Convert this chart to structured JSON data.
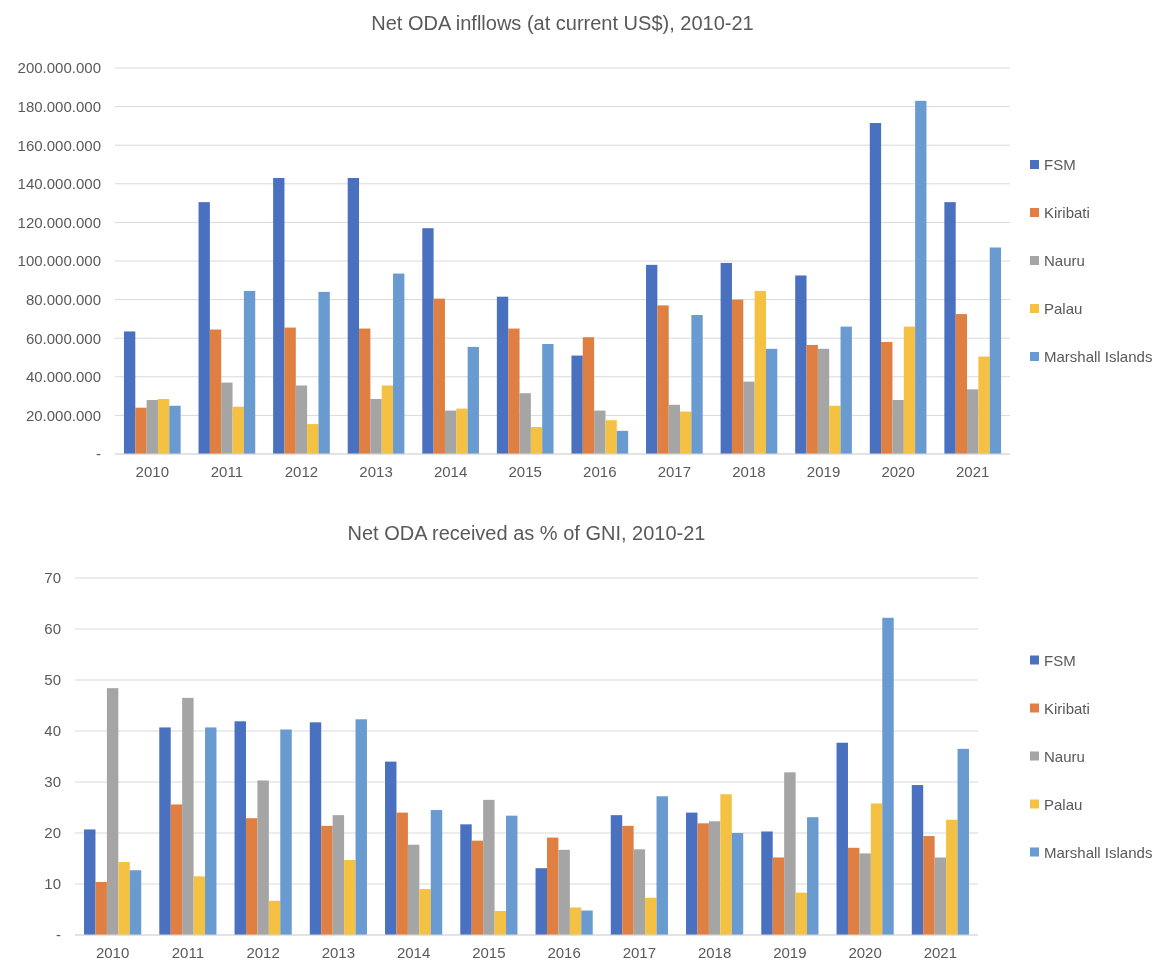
{
  "chart_data": [
    {
      "type": "bar",
      "title": "Net ODA infllows (at current US$), 2010-21",
      "categories": [
        "2010",
        "2011",
        "2012",
        "2013",
        "2014",
        "2015",
        "2016",
        "2017",
        "2018",
        "2019",
        "2020",
        "2021"
      ],
      "series": [
        {
          "name": "FSM",
          "color": "#4a71c0",
          "values": [
            63500000,
            130500000,
            143000000,
            143000000,
            117000000,
            81500000,
            51000000,
            98000000,
            99000000,
            92500000,
            171500000,
            130500000
          ]
        },
        {
          "name": "Kiribati",
          "color": "#df7f41",
          "values": [
            24000000,
            64500000,
            65500000,
            65000000,
            80500000,
            65000000,
            60500000,
            77000000,
            80000000,
            56500000,
            58000000,
            72500000
          ]
        },
        {
          "name": "Nauru",
          "color": "#a5a5a5",
          "values": [
            28000000,
            37000000,
            35500000,
            28500000,
            22500000,
            31500000,
            22500000,
            25500000,
            37500000,
            54500000,
            28000000,
            33500000
          ]
        },
        {
          "name": "Palau",
          "color": "#f4c142",
          "values": [
            28500000,
            24500000,
            15500000,
            35500000,
            23500000,
            14000000,
            17500000,
            22000000,
            84500000,
            25000000,
            66000000,
            50500000
          ]
        },
        {
          "name": "Marshall Islands",
          "color": "#699bd0",
          "values": [
            25000000,
            84500000,
            84000000,
            93500000,
            55500000,
            57000000,
            12000000,
            72000000,
            54500000,
            66000000,
            183000000,
            107000000
          ]
        }
      ],
      "ylim": [
        0,
        200000000
      ],
      "yticks": [
        {
          "value": 0,
          "label": "-"
        },
        {
          "value": 20000000,
          "label": "20.000.000"
        },
        {
          "value": 40000000,
          "label": "40.000.000"
        },
        {
          "value": 60000000,
          "label": "60.000.000"
        },
        {
          "value": 80000000,
          "label": "80.000.000"
        },
        {
          "value": 100000000,
          "label": "100.000.000"
        },
        {
          "value": 120000000,
          "label": "120.000.000"
        },
        {
          "value": 140000000,
          "label": "140.000.000"
        },
        {
          "value": 160000000,
          "label": "160.000.000"
        },
        {
          "value": 180000000,
          "label": "180.000.000"
        },
        {
          "value": 200000000,
          "label": "200.000.000"
        }
      ],
      "grid": "y",
      "legend": "right"
    },
    {
      "type": "bar",
      "title": "Net ODA received as % of GNI, 2010-21",
      "categories": [
        "2010",
        "2011",
        "2012",
        "2013",
        "2014",
        "2015",
        "2016",
        "2017",
        "2018",
        "2019",
        "2020",
        "2021"
      ],
      "series": [
        {
          "name": "FSM",
          "color": "#4a71c0",
          "values": [
            20.7,
            40.7,
            41.9,
            41.7,
            34,
            21.7,
            13.1,
            23.5,
            24,
            20.3,
            37.7,
            29.4
          ]
        },
        {
          "name": "Kiribati",
          "color": "#df7f41",
          "values": [
            10.4,
            25.6,
            22.9,
            21.4,
            24,
            18.5,
            19.1,
            21.4,
            21.9,
            15.2,
            17.1,
            19.4
          ]
        },
        {
          "name": "Nauru",
          "color": "#a5a5a5",
          "values": [
            48.4,
            46.5,
            30.3,
            23.5,
            17.7,
            26.5,
            16.7,
            16.8,
            22.3,
            31.9,
            16,
            15.2
          ]
        },
        {
          "name": "Palau",
          "color": "#f4c142",
          "values": [
            14.3,
            11.5,
            6.7,
            14.7,
            9,
            4.7,
            5.4,
            7.3,
            27.6,
            8.3,
            25.8,
            22.6
          ]
        },
        {
          "name": "Marshall Islands",
          "color": "#699bd0",
          "values": [
            12.7,
            40.7,
            40.3,
            42.3,
            24.5,
            23.4,
            4.8,
            27.2,
            20,
            23.1,
            62.2,
            36.5
          ]
        }
      ],
      "ylim": [
        0,
        70
      ],
      "yticks": [
        {
          "value": 0,
          "label": "-"
        },
        10,
        20,
        30,
        40,
        50,
        60,
        70
      ],
      "grid": "y",
      "legend": "right"
    }
  ]
}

================

:: Challenge ::
Return the material word for word. Pictures are not part of the copy.

:: Solution to this problem ::
Convert this chart to structured JSON data.
{
  "chart_data": [
    {
      "type": "bar",
      "title": "Net ODA infllows (at current US$), 2010-21",
      "categories": [
        "2010",
        "2011",
        "2012",
        "2013",
        "2014",
        "2015",
        "2016",
        "2017",
        "2018",
        "2019",
        "2020",
        "2021"
      ],
      "series": [
        {
          "name": "FSM",
          "color": "#4a71c0",
          "values": [
            63500000,
            130500000,
            143000000,
            143000000,
            117000000,
            81500000,
            51000000,
            98000000,
            99000000,
            92500000,
            171500000,
            130500000
          ]
        },
        {
          "name": "Kiribati",
          "color": "#df7f41",
          "values": [
            24000000,
            64500000,
            65500000,
            65000000,
            80500000,
            65000000,
            60500000,
            77000000,
            80000000,
            56500000,
            58000000,
            72500000
          ]
        },
        {
          "name": "Nauru",
          "color": "#a5a5a5",
          "values": [
            28000000,
            37000000,
            35500000,
            28500000,
            22500000,
            31500000,
            22500000,
            25500000,
            37500000,
            54500000,
            28000000,
            33500000
          ]
        },
        {
          "name": "Palau",
          "color": "#f4c142",
          "values": [
            28500000,
            24500000,
            15500000,
            35500000,
            23500000,
            14000000,
            17500000,
            22000000,
            84500000,
            25000000,
            66000000,
            50500000
          ]
        },
        {
          "name": "Marshall Islands",
          "color": "#699bd0",
          "values": [
            25000000,
            84500000,
            84000000,
            93500000,
            55500000,
            57000000,
            12000000,
            72000000,
            54500000,
            66000000,
            183000000,
            107000000
          ]
        }
      ],
      "ylim": [
        0,
        200000000
      ],
      "yticks": [
        {
          "value": 0,
          "label": "-"
        },
        {
          "value": 20000000,
          "label": "20.000.000"
        },
        {
          "value": 40000000,
          "label": "40.000.000"
        },
        {
          "value": 60000000,
          "label": "60.000.000"
        },
        {
          "value": 80000000,
          "label": "80.000.000"
        },
        {
          "value": 100000000,
          "label": "100.000.000"
        },
        {
          "value": 120000000,
          "label": "120.000.000"
        },
        {
          "value": 140000000,
          "label": "140.000.000"
        },
        {
          "value": 160000000,
          "label": "160.000.000"
        },
        {
          "value": 180000000,
          "label": "180.000.000"
        },
        {
          "value": 200000000,
          "label": "200.000.000"
        }
      ],
      "grid": "y",
      "legend": "right"
    },
    {
      "type": "bar",
      "title": "Net ODA received as % of GNI, 2010-21",
      "categories": [
        "2010",
        "2011",
        "2012",
        "2013",
        "2014",
        "2015",
        "2016",
        "2017",
        "2018",
        "2019",
        "2020",
        "2021"
      ],
      "series": [
        {
          "name": "FSM",
          "color": "#4a71c0",
          "values": [
            20.7,
            40.7,
            41.9,
            41.7,
            34,
            21.7,
            13.1,
            23.5,
            24,
            20.3,
            37.7,
            29.4
          ]
        },
        {
          "name": "Kiribati",
          "color": "#df7f41",
          "values": [
            10.4,
            25.6,
            22.9,
            21.4,
            24,
            18.5,
            19.1,
            21.4,
            21.9,
            15.2,
            17.1,
            19.4
          ]
        },
        {
          "name": "Nauru",
          "color": "#a5a5a5",
          "values": [
            48.4,
            46.5,
            30.3,
            23.5,
            17.7,
            26.5,
            16.7,
            16.8,
            22.3,
            31.9,
            16,
            15.2
          ]
        },
        {
          "name": "Palau",
          "color": "#f4c142",
          "values": [
            14.3,
            11.5,
            6.7,
            14.7,
            9,
            4.7,
            5.4,
            7.3,
            27.6,
            8.3,
            25.8,
            22.6
          ]
        },
        {
          "name": "Marshall Islands",
          "color": "#699bd0",
          "values": [
            12.7,
            40.7,
            40.3,
            42.3,
            24.5,
            23.4,
            4.8,
            27.2,
            20,
            23.1,
            62.2,
            36.5
          ]
        }
      ],
      "ylim": [
        0,
        70
      ],
      "yticks": [
        {
          "value": 0,
          "label": "-"
        },
        10,
        20,
        30,
        40,
        50,
        60,
        70
      ],
      "grid": "y",
      "legend": "right"
    }
  ]
}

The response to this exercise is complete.